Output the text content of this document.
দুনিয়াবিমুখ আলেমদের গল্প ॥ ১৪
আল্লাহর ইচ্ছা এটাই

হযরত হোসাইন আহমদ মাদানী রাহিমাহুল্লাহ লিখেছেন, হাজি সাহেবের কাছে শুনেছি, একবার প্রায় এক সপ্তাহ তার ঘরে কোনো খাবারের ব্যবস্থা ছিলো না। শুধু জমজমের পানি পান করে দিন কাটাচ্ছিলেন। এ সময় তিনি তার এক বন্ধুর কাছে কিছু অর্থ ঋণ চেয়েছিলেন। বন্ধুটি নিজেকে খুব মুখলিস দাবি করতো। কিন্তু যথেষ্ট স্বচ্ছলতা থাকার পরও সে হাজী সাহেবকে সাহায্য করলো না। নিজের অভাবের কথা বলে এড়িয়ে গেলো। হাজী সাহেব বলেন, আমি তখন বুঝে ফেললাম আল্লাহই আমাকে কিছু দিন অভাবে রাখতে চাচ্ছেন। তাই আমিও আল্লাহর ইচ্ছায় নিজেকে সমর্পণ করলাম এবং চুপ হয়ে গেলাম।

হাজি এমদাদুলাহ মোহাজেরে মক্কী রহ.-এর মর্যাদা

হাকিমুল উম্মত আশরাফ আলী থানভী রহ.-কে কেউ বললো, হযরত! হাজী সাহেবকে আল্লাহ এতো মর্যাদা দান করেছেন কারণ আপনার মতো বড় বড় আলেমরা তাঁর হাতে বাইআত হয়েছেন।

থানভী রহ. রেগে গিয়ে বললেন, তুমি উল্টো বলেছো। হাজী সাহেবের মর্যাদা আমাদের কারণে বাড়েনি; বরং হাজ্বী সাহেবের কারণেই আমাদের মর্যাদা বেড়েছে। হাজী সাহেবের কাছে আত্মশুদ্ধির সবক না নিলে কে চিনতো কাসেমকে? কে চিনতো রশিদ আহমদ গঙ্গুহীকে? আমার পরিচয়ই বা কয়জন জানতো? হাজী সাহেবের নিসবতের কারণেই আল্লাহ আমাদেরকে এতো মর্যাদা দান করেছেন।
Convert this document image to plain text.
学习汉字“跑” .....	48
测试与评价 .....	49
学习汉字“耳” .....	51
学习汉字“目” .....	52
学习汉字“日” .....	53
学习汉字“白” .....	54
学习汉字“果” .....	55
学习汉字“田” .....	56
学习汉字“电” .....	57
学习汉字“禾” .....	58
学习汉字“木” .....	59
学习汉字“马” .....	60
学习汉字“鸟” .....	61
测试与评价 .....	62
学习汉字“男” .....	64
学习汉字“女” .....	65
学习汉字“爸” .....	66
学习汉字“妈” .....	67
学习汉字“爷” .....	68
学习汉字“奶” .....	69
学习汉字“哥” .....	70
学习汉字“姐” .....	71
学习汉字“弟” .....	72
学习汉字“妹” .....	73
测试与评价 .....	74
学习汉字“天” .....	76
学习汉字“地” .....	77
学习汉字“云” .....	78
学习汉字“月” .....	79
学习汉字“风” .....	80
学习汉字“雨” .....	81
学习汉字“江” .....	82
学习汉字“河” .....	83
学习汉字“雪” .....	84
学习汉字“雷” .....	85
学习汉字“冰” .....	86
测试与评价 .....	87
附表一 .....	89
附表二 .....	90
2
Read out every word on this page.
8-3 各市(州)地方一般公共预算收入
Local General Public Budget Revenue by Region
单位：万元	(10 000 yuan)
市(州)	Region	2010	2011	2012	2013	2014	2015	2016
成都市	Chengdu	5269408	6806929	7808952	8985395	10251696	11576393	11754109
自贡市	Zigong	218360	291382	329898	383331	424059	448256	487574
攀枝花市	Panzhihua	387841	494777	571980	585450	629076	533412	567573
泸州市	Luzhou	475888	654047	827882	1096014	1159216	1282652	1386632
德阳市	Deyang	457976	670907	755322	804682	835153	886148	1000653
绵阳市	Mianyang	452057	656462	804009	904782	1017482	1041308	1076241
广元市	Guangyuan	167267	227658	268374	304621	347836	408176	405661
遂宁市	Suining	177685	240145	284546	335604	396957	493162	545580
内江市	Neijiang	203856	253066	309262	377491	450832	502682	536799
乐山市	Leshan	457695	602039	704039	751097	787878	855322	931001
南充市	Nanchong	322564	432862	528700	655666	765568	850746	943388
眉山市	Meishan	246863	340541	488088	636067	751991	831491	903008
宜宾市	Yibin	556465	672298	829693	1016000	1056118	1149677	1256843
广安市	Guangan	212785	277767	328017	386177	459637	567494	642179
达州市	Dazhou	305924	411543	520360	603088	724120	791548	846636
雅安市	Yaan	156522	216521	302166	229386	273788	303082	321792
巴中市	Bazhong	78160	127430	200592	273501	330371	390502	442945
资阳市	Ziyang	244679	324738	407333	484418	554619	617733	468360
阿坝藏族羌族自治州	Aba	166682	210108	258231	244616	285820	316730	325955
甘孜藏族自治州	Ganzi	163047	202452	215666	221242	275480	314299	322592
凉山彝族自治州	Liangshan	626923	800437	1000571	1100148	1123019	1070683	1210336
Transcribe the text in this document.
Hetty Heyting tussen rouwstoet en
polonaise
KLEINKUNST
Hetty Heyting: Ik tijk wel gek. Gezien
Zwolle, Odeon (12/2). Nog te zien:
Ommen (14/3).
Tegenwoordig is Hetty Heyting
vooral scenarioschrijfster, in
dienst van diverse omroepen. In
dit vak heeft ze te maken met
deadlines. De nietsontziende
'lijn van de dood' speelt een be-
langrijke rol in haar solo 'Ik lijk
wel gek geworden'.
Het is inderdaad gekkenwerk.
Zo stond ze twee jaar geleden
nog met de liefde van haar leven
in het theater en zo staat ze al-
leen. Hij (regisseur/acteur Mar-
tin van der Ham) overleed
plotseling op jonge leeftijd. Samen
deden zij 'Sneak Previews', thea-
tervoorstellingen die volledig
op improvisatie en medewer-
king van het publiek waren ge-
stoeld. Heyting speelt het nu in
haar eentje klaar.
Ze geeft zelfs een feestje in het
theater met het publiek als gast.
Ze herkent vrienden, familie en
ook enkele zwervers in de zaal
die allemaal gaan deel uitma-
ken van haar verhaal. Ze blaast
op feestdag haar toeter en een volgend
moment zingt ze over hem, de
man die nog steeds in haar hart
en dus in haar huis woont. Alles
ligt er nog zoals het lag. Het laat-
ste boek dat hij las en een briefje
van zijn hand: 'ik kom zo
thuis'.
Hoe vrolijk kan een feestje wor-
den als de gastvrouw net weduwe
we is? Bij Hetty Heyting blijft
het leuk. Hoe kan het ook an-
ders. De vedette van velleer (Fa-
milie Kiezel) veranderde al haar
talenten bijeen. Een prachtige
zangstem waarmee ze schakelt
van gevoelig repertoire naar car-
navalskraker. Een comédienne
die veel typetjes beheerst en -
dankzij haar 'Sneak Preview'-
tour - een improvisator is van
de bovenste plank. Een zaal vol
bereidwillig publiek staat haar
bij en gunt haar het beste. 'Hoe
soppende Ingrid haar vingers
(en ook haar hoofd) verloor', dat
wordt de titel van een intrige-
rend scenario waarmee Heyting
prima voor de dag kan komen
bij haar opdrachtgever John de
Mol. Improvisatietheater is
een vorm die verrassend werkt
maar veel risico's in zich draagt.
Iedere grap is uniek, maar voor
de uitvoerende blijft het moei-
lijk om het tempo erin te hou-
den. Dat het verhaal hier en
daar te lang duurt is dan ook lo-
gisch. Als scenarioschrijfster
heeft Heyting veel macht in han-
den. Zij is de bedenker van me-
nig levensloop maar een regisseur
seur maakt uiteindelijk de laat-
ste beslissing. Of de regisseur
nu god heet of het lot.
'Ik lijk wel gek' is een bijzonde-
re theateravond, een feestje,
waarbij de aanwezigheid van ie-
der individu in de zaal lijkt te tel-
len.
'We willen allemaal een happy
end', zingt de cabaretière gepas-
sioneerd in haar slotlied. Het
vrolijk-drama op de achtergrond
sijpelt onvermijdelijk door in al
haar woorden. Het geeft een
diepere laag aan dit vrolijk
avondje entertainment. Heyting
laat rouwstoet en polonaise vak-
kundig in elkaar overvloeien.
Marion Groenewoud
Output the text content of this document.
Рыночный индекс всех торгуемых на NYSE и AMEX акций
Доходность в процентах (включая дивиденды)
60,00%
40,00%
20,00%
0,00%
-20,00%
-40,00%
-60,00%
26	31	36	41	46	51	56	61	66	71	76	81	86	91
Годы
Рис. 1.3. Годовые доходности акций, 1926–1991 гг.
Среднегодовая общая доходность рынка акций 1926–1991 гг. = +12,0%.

▶ Task requirements:
List all lines holding the string "feestje".

▶ Response:
Ze geeft zelfs een feestje in het
Hoe vrolijk kan een feestje wor-
re theateravond, een feestje,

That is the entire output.